• _RECORDS PROVIDED_:

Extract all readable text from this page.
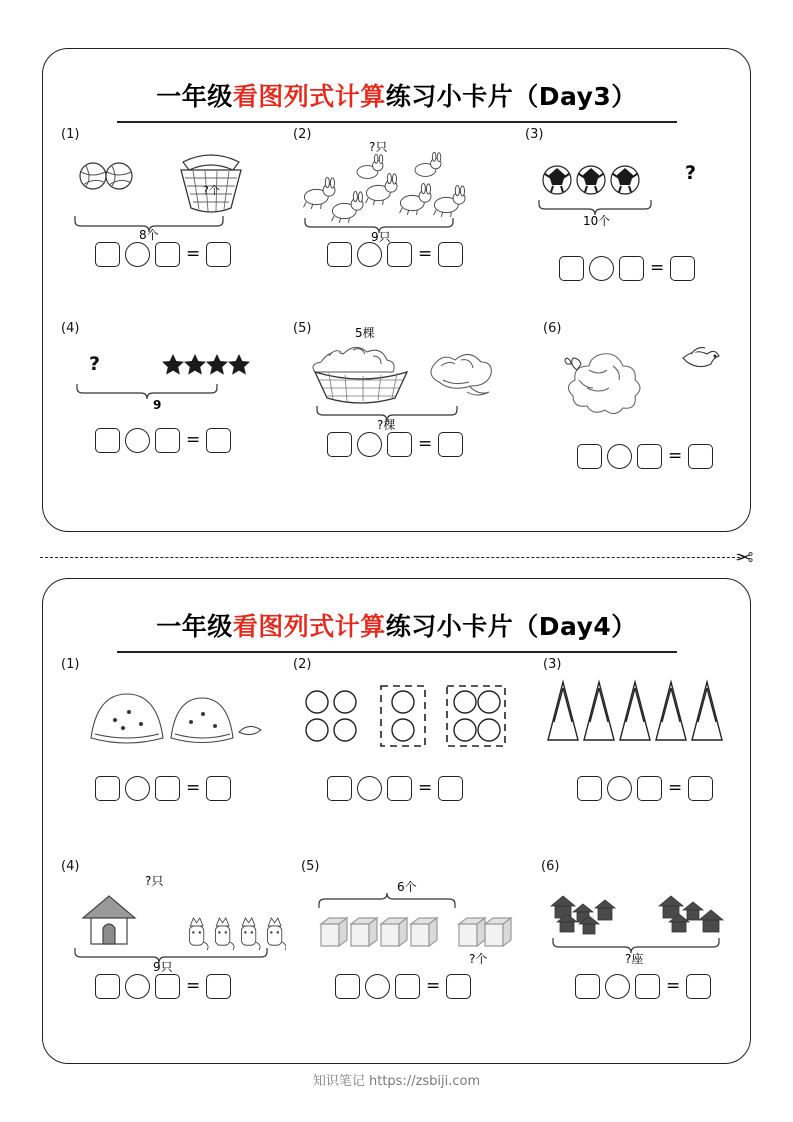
一年级看图列式计算练习小卡片（Day3）
(1)
?个
8个
=
(2)
?只
9只
=
(3)
?
10个
=
(4)
?
9
=
(5)	5棵
?棵
=
(6)
=
✂
一年级看图列式计算练习小卡片（Day4）
(1)
=
(2)
=
(3)
=
(4)
?只
9只
=
(5)
6个
?个
=
(6)
?座
=
知识笔记 https://zsbiji.com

• _REQUIREMENT_:
Your task is to return the entries above exactly, with no pictures.

• _SOLUTION TO THE EXERCISE_:
Extract all readable text from this page.
一年级看图列式计算练习小卡片（Day3）
(1)
?个
8个
=
(2)
?只
9只
=
(3)
?
10个
=
(4)
?
9
=
(5)	5棵
?棵
=
(6)
=
✂
一年级看图列式计算练习小卡片（Day4）
(1)
=
(2)
=
(3)
=
(4)
?只
9只
=
(5)
6个
?个
=
(6)
?座
=
知识笔记 https://zsbiji.com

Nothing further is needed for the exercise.